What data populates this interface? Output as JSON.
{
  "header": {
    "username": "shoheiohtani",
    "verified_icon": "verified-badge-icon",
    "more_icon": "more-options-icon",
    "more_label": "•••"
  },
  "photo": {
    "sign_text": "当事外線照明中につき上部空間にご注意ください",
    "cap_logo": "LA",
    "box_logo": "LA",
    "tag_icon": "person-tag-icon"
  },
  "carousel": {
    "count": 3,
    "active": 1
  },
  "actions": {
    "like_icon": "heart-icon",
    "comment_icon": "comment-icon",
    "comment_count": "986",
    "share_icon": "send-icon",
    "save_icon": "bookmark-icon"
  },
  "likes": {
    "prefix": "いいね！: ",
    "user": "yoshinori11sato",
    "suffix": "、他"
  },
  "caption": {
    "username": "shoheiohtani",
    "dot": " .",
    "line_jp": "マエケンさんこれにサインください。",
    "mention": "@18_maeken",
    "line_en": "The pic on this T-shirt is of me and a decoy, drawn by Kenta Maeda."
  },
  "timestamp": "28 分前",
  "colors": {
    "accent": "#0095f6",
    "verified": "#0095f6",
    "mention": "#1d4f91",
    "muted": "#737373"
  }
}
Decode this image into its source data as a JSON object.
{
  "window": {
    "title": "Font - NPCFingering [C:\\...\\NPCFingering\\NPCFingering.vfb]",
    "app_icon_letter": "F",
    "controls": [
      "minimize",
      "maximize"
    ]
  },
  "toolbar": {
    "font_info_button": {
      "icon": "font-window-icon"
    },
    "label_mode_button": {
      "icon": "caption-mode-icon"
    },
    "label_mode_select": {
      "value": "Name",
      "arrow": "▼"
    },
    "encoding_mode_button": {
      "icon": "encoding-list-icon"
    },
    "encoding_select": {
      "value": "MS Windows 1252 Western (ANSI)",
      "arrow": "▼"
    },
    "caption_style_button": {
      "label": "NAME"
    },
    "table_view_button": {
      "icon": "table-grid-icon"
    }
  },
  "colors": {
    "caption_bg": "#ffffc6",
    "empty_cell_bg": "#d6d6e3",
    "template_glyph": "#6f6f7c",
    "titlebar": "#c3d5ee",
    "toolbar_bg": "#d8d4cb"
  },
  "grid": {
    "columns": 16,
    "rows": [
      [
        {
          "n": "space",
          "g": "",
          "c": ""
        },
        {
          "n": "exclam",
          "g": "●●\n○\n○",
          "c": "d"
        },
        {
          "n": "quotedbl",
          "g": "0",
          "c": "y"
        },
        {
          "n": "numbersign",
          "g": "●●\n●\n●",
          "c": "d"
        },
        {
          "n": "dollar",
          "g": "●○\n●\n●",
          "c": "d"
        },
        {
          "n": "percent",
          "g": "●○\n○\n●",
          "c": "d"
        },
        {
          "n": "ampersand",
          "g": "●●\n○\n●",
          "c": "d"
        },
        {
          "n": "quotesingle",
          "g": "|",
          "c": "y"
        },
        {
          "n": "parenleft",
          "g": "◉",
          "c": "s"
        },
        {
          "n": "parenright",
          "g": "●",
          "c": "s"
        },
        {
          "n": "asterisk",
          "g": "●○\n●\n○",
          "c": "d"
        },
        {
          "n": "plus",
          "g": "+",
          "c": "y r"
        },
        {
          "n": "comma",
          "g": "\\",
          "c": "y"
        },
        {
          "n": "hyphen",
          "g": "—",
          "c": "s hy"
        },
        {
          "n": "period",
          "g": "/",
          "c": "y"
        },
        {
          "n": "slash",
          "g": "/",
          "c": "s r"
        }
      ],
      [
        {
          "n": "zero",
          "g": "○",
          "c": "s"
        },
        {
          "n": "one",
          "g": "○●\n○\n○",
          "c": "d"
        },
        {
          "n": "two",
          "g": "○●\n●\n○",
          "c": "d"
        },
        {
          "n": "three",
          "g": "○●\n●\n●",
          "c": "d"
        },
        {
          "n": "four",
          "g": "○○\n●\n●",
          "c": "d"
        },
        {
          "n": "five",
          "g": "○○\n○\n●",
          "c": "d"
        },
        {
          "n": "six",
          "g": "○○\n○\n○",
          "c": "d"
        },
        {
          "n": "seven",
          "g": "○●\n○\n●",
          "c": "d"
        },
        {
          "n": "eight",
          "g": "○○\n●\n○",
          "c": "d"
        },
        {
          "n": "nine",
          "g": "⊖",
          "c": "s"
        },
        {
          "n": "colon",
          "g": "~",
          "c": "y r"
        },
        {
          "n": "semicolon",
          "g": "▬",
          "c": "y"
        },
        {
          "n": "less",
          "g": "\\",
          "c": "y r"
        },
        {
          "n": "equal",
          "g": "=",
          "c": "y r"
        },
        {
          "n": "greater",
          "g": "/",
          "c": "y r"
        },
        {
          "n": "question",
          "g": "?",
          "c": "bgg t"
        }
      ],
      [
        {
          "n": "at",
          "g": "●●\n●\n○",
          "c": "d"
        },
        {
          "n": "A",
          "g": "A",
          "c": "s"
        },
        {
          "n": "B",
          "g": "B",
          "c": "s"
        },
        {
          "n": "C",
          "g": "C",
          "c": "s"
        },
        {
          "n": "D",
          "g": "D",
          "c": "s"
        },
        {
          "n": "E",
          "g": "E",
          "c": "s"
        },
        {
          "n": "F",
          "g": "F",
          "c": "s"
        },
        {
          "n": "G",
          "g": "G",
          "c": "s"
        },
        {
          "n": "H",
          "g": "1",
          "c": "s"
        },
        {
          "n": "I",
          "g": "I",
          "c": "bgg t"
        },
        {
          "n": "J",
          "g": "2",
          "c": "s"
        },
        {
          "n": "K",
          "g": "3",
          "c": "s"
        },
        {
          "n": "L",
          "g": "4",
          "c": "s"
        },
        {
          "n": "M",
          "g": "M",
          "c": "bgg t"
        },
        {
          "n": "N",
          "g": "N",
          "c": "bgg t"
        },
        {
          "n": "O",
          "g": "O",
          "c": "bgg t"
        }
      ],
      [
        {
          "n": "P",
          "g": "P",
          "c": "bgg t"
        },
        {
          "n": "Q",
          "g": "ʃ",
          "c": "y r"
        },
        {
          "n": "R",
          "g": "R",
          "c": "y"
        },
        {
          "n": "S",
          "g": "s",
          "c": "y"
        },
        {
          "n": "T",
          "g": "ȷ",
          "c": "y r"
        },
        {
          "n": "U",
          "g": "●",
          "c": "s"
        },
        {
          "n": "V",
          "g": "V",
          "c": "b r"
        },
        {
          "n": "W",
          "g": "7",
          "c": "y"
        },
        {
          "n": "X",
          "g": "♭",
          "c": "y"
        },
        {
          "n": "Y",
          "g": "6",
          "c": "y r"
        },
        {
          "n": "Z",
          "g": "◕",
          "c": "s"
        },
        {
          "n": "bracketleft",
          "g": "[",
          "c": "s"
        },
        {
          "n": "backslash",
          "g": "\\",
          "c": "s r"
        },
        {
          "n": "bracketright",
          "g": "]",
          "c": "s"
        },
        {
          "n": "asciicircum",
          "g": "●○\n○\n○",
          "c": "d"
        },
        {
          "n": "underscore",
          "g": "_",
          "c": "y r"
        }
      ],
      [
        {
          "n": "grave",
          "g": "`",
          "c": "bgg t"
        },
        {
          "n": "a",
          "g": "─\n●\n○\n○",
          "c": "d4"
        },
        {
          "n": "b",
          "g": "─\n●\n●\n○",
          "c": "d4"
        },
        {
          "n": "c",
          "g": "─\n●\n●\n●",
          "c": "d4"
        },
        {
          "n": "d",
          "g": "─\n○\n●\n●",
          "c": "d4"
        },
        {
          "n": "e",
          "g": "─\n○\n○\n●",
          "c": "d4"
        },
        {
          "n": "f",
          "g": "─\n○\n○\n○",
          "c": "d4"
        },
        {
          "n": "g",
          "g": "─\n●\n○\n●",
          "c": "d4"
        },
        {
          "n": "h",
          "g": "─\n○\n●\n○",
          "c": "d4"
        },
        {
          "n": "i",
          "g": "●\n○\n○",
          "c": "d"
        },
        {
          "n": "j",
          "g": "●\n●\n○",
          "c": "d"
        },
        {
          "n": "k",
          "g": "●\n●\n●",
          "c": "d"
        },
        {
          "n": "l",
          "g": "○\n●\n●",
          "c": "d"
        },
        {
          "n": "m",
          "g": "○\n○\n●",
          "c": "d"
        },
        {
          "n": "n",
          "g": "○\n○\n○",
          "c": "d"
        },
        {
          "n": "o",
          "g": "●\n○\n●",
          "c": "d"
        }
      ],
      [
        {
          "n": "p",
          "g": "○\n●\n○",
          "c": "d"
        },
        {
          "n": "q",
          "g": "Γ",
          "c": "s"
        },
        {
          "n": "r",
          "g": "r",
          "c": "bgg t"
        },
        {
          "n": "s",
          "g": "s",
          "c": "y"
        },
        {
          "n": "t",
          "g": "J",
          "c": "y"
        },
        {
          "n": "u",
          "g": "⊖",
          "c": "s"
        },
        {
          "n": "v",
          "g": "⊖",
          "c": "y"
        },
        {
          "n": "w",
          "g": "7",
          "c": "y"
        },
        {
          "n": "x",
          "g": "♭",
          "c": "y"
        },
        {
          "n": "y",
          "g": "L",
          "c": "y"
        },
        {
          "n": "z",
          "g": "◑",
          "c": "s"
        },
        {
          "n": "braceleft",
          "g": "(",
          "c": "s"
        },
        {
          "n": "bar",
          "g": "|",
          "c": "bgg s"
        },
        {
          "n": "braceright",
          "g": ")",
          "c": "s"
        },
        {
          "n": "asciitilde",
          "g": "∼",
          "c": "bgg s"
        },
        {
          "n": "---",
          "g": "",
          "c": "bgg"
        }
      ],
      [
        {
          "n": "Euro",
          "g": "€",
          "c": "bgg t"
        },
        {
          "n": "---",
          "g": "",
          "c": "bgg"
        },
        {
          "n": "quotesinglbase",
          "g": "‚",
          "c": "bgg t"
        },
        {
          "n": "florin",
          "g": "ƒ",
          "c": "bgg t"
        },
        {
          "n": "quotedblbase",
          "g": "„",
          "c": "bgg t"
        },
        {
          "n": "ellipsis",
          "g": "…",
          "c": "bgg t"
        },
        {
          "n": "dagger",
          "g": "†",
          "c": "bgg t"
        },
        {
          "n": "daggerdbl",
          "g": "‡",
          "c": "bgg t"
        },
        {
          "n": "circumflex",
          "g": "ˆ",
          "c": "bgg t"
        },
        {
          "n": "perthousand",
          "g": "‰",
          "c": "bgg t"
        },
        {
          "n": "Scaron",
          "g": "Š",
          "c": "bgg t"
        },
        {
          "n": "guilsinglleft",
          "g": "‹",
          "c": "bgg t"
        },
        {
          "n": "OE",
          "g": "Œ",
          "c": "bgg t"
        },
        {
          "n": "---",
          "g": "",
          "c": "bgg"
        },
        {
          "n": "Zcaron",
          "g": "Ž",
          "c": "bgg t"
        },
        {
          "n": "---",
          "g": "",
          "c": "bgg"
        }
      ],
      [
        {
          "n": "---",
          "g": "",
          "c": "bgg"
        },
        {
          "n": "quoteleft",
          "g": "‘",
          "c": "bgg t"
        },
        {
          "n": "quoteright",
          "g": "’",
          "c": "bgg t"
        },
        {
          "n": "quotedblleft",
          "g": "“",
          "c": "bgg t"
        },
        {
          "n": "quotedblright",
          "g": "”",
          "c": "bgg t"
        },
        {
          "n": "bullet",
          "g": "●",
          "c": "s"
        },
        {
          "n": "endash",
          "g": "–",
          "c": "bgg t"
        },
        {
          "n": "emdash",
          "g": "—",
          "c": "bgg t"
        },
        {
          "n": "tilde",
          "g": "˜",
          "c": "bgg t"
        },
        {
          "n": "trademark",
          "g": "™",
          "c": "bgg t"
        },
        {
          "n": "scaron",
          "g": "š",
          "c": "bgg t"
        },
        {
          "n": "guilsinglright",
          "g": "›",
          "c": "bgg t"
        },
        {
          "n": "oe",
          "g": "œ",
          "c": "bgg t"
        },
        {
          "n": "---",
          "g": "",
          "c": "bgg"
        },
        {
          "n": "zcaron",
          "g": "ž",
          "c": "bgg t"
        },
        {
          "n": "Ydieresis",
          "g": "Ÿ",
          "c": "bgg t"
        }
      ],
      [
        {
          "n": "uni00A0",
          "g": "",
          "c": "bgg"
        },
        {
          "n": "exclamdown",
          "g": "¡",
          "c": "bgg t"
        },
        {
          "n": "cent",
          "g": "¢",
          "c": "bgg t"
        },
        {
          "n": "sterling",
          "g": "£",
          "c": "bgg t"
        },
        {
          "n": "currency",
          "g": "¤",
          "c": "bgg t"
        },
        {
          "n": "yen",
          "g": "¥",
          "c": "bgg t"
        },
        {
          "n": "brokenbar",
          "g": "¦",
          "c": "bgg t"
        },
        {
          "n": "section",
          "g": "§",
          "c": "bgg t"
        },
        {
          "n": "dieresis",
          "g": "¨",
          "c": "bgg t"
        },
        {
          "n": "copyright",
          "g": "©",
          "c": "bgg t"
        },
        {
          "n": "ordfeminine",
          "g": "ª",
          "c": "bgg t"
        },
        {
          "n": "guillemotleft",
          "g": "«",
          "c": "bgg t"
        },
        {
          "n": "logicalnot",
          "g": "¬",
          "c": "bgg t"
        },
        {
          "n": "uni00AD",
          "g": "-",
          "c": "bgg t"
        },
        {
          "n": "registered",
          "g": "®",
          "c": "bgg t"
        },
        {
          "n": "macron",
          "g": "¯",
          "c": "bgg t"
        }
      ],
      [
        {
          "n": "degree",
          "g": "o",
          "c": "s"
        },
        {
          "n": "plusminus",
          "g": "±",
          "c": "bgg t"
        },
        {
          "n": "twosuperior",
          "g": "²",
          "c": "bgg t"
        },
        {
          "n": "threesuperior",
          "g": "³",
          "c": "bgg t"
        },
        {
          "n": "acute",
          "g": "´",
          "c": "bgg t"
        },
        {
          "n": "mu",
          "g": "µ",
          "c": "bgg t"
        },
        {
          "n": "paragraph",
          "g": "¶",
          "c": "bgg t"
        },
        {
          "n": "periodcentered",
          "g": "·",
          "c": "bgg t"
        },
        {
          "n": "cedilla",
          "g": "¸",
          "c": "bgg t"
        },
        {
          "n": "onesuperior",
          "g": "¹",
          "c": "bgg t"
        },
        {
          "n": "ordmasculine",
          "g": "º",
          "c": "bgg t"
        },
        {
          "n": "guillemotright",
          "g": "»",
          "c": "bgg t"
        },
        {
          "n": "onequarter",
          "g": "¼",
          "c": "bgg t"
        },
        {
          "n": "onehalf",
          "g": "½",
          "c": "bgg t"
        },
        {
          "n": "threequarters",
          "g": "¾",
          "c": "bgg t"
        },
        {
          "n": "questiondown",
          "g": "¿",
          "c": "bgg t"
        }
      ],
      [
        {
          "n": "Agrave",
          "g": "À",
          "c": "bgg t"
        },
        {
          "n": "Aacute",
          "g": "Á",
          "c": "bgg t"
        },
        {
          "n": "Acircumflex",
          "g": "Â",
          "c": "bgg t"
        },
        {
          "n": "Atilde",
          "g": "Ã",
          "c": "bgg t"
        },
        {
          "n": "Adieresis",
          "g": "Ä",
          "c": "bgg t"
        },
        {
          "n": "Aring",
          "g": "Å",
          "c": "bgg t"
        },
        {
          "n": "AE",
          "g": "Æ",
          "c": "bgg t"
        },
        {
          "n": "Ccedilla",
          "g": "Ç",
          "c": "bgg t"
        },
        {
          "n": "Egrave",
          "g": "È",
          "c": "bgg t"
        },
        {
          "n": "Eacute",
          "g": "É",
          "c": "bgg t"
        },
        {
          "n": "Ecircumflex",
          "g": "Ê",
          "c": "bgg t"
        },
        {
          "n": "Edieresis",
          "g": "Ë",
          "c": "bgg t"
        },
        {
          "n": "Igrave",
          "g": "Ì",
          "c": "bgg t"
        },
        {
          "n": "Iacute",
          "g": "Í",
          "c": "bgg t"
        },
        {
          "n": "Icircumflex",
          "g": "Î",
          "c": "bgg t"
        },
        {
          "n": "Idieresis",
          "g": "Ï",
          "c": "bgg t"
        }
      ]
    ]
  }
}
┄┄┄┄┄┄
GOAL: Search the data above for the word "JSON", then gather each line in which it appears.

REPLY TO THE EXERCISE:
What data populates this interface? Output as JSON.
Decode this image into its source data as a JSON object.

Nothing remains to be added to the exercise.